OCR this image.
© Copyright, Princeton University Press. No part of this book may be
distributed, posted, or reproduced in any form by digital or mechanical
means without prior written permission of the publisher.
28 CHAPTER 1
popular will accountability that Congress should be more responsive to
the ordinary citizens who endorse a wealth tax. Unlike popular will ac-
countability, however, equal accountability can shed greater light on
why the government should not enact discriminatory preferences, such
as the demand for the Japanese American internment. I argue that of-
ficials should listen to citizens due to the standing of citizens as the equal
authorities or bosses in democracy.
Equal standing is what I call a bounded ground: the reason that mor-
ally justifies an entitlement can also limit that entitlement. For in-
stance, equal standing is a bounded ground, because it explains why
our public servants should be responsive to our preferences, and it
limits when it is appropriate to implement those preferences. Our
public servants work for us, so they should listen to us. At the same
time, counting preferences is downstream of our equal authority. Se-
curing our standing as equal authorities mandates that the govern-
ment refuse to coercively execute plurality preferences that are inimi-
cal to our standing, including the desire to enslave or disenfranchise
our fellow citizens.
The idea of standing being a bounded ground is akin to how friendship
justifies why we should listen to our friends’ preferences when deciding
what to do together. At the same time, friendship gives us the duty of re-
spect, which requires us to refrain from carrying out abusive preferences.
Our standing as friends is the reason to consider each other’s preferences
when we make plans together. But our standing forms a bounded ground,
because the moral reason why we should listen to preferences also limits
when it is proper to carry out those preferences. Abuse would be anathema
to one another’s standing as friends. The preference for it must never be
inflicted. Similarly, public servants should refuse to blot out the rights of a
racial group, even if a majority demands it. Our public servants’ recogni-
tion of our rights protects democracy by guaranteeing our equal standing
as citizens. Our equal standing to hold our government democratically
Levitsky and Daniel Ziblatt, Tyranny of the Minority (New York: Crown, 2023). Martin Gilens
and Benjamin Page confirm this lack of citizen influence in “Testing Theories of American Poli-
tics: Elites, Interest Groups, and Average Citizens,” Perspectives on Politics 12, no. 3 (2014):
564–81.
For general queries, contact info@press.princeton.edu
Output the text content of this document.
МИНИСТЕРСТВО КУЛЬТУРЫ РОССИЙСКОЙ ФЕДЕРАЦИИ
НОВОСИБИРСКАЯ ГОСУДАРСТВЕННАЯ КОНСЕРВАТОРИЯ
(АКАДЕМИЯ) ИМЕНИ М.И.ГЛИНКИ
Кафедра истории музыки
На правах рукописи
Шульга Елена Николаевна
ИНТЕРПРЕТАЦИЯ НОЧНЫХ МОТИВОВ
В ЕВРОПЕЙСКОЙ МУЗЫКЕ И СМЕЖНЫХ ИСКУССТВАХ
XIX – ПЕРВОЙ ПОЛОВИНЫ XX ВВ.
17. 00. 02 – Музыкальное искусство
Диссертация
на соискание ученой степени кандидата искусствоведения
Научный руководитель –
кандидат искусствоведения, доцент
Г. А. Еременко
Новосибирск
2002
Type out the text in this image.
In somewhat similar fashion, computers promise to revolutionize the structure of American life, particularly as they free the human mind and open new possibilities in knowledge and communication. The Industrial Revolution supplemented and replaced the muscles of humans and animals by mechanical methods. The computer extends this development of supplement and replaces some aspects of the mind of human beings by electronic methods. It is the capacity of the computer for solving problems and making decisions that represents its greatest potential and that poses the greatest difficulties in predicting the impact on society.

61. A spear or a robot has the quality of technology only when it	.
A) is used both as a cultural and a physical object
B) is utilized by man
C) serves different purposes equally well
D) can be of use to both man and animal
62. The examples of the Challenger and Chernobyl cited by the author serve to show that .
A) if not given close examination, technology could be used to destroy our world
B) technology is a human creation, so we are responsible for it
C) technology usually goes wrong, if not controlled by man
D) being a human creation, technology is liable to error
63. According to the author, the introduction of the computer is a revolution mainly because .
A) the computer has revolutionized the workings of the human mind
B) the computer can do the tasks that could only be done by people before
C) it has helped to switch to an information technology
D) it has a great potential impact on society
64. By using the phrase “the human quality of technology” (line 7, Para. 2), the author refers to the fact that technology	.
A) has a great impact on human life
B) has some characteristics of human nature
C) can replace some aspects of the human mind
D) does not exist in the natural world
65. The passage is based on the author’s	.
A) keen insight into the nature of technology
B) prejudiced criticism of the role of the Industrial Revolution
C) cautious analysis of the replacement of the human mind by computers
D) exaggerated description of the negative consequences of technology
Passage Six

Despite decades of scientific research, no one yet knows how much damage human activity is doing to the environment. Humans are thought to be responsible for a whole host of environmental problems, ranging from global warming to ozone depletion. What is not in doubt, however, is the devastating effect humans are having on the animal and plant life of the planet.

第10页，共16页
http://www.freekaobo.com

**STATED EXERCISE:**
Reproduce each record shown above without altering a single word.

**FINISHED TASK:**
OCR this image.
© Copyright, Princeton University Press. No part of this book may be
distributed, posted, or reproduced in any form by digital or mechanical
means without prior written permission of the publisher.
28 CHAPTER 1
popular will accountability that Congress should be more responsive to
the ordinary citizens who endorse a wealth tax. Unlike popular will ac-
countability, however, equal accountability can shed greater light on
why the government should not enact discriminatory preferences, such
as the demand for the Japanese American internment. I argue that of-
ficials should listen to citizens due to the standing of citizens as the equal
authorities or bosses in democracy.
Equal standing is what I call a bounded ground: the reason that mor-
ally justifies an entitlement can also limit that entitlement. For in-
stance, equal standing is a bounded ground, because it explains why
our public servants should be responsive to our preferences, and it
limits when it is appropriate to implement those preferences. Our
public servants work for us, so they should listen to us. At the same
time, counting preferences is downstream of our equal authority. Se-
curing our standing as equal authorities mandates that the govern-
ment refuse to coercively execute plurality preferences that are inimi-
cal to our standing, including the desire to enslave or disenfranchise
our fellow citizens.
The idea of standing being a bounded ground is akin to how friendship
justifies why we should listen to our friends’ preferences when deciding
what to do together. At the same time, friendship gives us the duty of re-
spect, which requires us to refrain from carrying out abusive preferences.
Our standing as friends is the reason to consider each other’s preferences
when we make plans together. But our standing forms a bounded ground,
because the moral reason why we should listen to preferences also limits
when it is proper to carry out those preferences. Abuse would be anathema
to one another’s standing as friends. The preference for it must never be
inflicted. Similarly, public servants should refuse to blot out the rights of a
racial group, even if a majority demands it. Our public servants’ recogni-
tion of our rights protects democracy by guaranteeing our equal standing
as citizens. Our equal standing to hold our government democratically
Levitsky and Daniel Ziblatt, Tyranny of the Minority (New York: Crown, 2023). Martin Gilens
and Benjamin Page confirm this lack of citizen influence in “Testing Theories of American Poli-
tics: Elites, Interest Groups, and Average Citizens,” Perspectives on Politics 12, no. 3 (2014):
564–81.
For general queries, contact info@press.princeton.edu
Output the text content of this document.
МИНИСТЕРСТВО КУЛЬТУРЫ РОССИЙСКОЙ ФЕДЕРАЦИИ
НОВОСИБИРСКАЯ ГОСУДАРСТВЕННАЯ КОНСЕРВАТОРИЯ
(АКАДЕМИЯ) ИМЕНИ М.И.ГЛИНКИ
Кафедра истории музыки
На правах рукописи
Шульга Елена Николаевна
ИНТЕРПРЕТАЦИЯ НОЧНЫХ МОТИВОВ
В ЕВРОПЕЙСКОЙ МУЗЫКЕ И СМЕЖНЫХ ИСКУССТВАХ
XIX – ПЕРВОЙ ПОЛОВИНЫ XX ВВ.
17. 00. 02 – Музыкальное искусство
Диссертация
на соискание ученой степени кандидата искусствоведения
Научный руководитель –
кандидат искусствоведения, доцент
Г. А. Еременко
Новосибирск
2002
Type out the text in this image.
In somewhat similar fashion, computers promise to revolutionize the structure of American life, particularly as they free the human mind and open new possibilities in knowledge and communication. The Industrial Revolution supplemented and replaced the muscles of humans and animals by mechanical methods. The computer extends this development of supplement and replaces some aspects of the mind of human beings by electronic methods. It is the capacity of the computer for solving problems and making decisions that represents its greatest potential and that poses the greatest difficulties in predicting the impact on society.

61. A spear or a robot has the quality of technology only when it	.
A) is used both as a cultural and a physical object
B) is utilized by man
C) serves different purposes equally well
D) can be of use to both man and animal
62. The examples of the Challenger and Chernobyl cited by the author serve to show that .
A) if not given close examination, technology could be used to destroy our world
B) technology is a human creation, so we are responsible for it
C) technology usually goes wrong, if not controlled by man
D) being a human creation, technology is liable to error
63. According to the author, the introduction of the computer is a revolution mainly because .
A) the computer has revolutionized the workings of the human mind
B) the computer can do the tasks that could only be done by people before
C) it has helped to switch to an information technology
D) it has a great potential impact on society
64. By using the phrase “the human quality of technology” (line 7, Para. 2), the author refers to the fact that technology	.
A) has a great impact on human life
B) has some characteristics of human nature
C) can replace some aspects of the human mind
D) does not exist in the natural world
65. The passage is based on the author’s	.
A) keen insight into the nature of technology
B) prejudiced criticism of the role of the Industrial Revolution
C) cautious analysis of the replacement of the human mind by computers
D) exaggerated description of the negative consequences of technology
Passage Six

Despite decades of scientific research, no one yet knows how much damage human activity is doing to the environment. Humans are thought to be responsible for a whole host of environmental problems, ranging from global warming to ozone depletion. What is not in doubt, however, is the devastating effect humans are having on the animal and plant life of the planet.

第10页，共16页
http://www.freekaobo.com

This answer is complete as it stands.